> **Source records**:
========================================
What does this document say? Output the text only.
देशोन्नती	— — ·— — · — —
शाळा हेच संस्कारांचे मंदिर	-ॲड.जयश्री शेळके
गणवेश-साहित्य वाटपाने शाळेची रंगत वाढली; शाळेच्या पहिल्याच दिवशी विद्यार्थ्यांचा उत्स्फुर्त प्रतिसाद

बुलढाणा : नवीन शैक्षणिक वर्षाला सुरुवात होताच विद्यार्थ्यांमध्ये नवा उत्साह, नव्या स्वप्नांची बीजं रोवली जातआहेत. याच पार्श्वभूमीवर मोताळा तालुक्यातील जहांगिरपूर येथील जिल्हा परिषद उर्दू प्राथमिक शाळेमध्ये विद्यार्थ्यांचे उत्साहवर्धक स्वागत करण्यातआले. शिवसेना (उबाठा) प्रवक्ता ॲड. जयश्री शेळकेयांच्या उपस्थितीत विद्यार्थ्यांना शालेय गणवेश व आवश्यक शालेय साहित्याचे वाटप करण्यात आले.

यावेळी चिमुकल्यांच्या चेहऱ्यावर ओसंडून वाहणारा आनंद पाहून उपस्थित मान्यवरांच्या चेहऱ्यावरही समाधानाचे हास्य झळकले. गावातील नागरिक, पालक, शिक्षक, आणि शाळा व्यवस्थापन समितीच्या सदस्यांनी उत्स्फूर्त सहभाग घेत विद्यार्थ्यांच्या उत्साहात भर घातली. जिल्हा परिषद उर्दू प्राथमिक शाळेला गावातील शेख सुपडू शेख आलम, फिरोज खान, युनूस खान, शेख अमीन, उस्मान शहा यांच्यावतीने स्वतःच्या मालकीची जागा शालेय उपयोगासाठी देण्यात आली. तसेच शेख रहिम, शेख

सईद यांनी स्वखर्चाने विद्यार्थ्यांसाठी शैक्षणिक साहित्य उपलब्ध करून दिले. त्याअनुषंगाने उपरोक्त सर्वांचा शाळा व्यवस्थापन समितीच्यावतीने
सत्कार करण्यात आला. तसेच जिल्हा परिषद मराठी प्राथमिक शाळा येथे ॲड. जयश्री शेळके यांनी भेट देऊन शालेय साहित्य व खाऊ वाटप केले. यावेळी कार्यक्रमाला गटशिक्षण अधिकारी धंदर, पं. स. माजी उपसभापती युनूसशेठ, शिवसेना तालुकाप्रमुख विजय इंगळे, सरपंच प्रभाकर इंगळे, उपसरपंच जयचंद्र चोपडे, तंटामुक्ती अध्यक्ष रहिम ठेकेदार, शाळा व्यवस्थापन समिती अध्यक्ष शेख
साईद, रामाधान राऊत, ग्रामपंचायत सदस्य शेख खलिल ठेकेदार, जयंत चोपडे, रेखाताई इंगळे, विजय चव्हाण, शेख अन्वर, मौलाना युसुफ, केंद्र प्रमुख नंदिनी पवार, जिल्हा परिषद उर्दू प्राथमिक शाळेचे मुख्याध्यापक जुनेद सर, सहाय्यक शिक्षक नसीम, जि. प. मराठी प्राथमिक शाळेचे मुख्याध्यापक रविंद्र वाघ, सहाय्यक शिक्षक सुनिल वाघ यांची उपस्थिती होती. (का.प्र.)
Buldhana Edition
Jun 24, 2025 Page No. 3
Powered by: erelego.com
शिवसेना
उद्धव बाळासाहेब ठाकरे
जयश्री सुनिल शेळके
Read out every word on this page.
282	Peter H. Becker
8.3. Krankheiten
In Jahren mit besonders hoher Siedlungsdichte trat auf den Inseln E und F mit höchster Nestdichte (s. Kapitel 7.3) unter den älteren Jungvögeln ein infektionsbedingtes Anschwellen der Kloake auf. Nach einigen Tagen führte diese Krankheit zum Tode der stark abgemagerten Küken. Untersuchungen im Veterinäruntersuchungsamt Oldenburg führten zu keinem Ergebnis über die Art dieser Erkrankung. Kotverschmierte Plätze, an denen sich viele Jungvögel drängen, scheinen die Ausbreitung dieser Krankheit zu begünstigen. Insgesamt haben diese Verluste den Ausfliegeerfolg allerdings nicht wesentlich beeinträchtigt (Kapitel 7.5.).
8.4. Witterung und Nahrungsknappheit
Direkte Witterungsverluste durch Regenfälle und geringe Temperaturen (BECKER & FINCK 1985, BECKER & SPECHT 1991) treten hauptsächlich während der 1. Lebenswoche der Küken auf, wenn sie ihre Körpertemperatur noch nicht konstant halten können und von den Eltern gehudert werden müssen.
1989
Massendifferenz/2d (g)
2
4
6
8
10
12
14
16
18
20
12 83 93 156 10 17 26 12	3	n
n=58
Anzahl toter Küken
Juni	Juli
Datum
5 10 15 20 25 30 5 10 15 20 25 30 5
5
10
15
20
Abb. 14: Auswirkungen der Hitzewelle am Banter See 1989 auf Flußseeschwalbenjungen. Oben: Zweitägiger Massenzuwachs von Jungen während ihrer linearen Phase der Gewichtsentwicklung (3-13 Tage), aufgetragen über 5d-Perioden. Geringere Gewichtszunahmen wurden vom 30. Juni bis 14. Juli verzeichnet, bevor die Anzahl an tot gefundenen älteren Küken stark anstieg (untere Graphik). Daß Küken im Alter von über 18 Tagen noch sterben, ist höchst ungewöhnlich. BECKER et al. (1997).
========================================
> **What to produce**: Output all of the data again. Match it exactly.

> **Response to this task**:
What does this document say? Output the text only.
देशोन्नती	— — ·— — · — —
शाळा हेच संस्कारांचे मंदिर	-ॲड.जयश्री शेळके
गणवेश-साहित्य वाटपाने शाळेची रंगत वाढली; शाळेच्या पहिल्याच दिवशी विद्यार्थ्यांचा उत्स्फुर्त प्रतिसाद

बुलढाणा : नवीन शैक्षणिक वर्षाला सुरुवात होताच विद्यार्थ्यांमध्ये नवा उत्साह, नव्या स्वप्नांची बीजं रोवली जातआहेत. याच पार्श्वभूमीवर मोताळा तालुक्यातील जहांगिरपूर येथील जिल्हा परिषद उर्दू प्राथमिक शाळेमध्ये विद्यार्थ्यांचे उत्साहवर्धक स्वागत करण्यातआले. शिवसेना (उबाठा) प्रवक्ता ॲड. जयश्री शेळकेयांच्या उपस्थितीत विद्यार्थ्यांना शालेय गणवेश व आवश्यक शालेय साहित्याचे वाटप करण्यात आले.

यावेळी चिमुकल्यांच्या चेहऱ्यावर ओसंडून वाहणारा आनंद पाहून उपस्थित मान्यवरांच्या चेहऱ्यावरही समाधानाचे हास्य झळकले. गावातील नागरिक, पालक, शिक्षक, आणि शाळा व्यवस्थापन समितीच्या सदस्यांनी उत्स्फूर्त सहभाग घेत विद्यार्थ्यांच्या उत्साहात भर घातली. जिल्हा परिषद उर्दू प्राथमिक शाळेला गावातील शेख सुपडू शेख आलम, फिरोज खान, युनूस खान, शेख अमीन, उस्मान शहा यांच्यावतीने स्वतःच्या मालकीची जागा शालेय उपयोगासाठी देण्यात आली. तसेच शेख रहिम, शेख

सईद यांनी स्वखर्चाने विद्यार्थ्यांसाठी शैक्षणिक साहित्य उपलब्ध करून दिले. त्याअनुषंगाने उपरोक्त सर्वांचा शाळा व्यवस्थापन समितीच्यावतीने
सत्कार करण्यात आला. तसेच जिल्हा परिषद मराठी प्राथमिक शाळा येथे ॲड. जयश्री शेळके यांनी भेट देऊन शालेय साहित्य व खाऊ वाटप केले. यावेळी कार्यक्रमाला गटशिक्षण अधिकारी धंदर, पं. स. माजी उपसभापती युनूसशेठ, शिवसेना तालुकाप्रमुख विजय इंगळे, सरपंच प्रभाकर इंगळे, उपसरपंच जयचंद्र चोपडे, तंटामुक्ती अध्यक्ष रहिम ठेकेदार, शाळा व्यवस्थापन समिती अध्यक्ष शेख
साईद, रामाधान राऊत, ग्रामपंचायत सदस्य शेख खलिल ठेकेदार, जयंत चोपडे, रेखाताई इंगळे, विजय चव्हाण, शेख अन्वर, मौलाना युसुफ, केंद्र प्रमुख नंदिनी पवार, जिल्हा परिषद उर्दू प्राथमिक शाळेचे मुख्याध्यापक जुनेद सर, सहाय्यक शिक्षक नसीम, जि. प. मराठी प्राथमिक शाळेचे मुख्याध्यापक रविंद्र वाघ, सहाय्यक शिक्षक सुनिल वाघ यांची उपस्थिती होती. (का.प्र.)
Buldhana Edition
Jun 24, 2025 Page No. 3
Powered by: erelego.com
शिवसेना
उद्धव बाळासाहेब ठाकरे
जयश्री सुनिल शेळके
Read out every word on this page.
282	Peter H. Becker
8.3. Krankheiten
In Jahren mit besonders hoher Siedlungsdichte trat auf den Inseln E und F mit höchster Nestdichte (s. Kapitel 7.3) unter den älteren Jungvögeln ein infektionsbedingtes Anschwellen der Kloake auf. Nach einigen Tagen führte diese Krankheit zum Tode der stark abgemagerten Küken. Untersuchungen im Veterinäruntersuchungsamt Oldenburg führten zu keinem Ergebnis über die Art dieser Erkrankung. Kotverschmierte Plätze, an denen sich viele Jungvögel drängen, scheinen die Ausbreitung dieser Krankheit zu begünstigen. Insgesamt haben diese Verluste den Ausfliegeerfolg allerdings nicht wesentlich beeinträchtigt (Kapitel 7.5.).
8.4. Witterung und Nahrungsknappheit
Direkte Witterungsverluste durch Regenfälle und geringe Temperaturen (BECKER & FINCK 1985, BECKER & SPECHT 1991) treten hauptsächlich während der 1. Lebenswoche der Küken auf, wenn sie ihre Körpertemperatur noch nicht konstant halten können und von den Eltern gehudert werden müssen.
1989
Massendifferenz/2d (g)
2
4
6
8
10
12
14
16
18
20
12 83 93 156 10 17 26 12	3	n
n=58
Anzahl toter Küken
Juni	Juli
Datum
5 10 15 20 25 30 5 10 15 20 25 30 5
5
10
15
20
Abb. 14: Auswirkungen der Hitzewelle am Banter See 1989 auf Flußseeschwalbenjungen. Oben: Zweitägiger Massenzuwachs von Jungen während ihrer linearen Phase der Gewichtsentwicklung (3-13 Tage), aufgetragen über 5d-Perioden. Geringere Gewichtszunahmen wurden vom 30. Juni bis 14. Juli verzeichnet, bevor die Anzahl an tot gefundenen älteren Küken stark anstieg (untere Graphik). Daß Küken im Alter von über 18 Tagen noch sterben, ist höchst ungewöhnlich. BECKER et al. (1997).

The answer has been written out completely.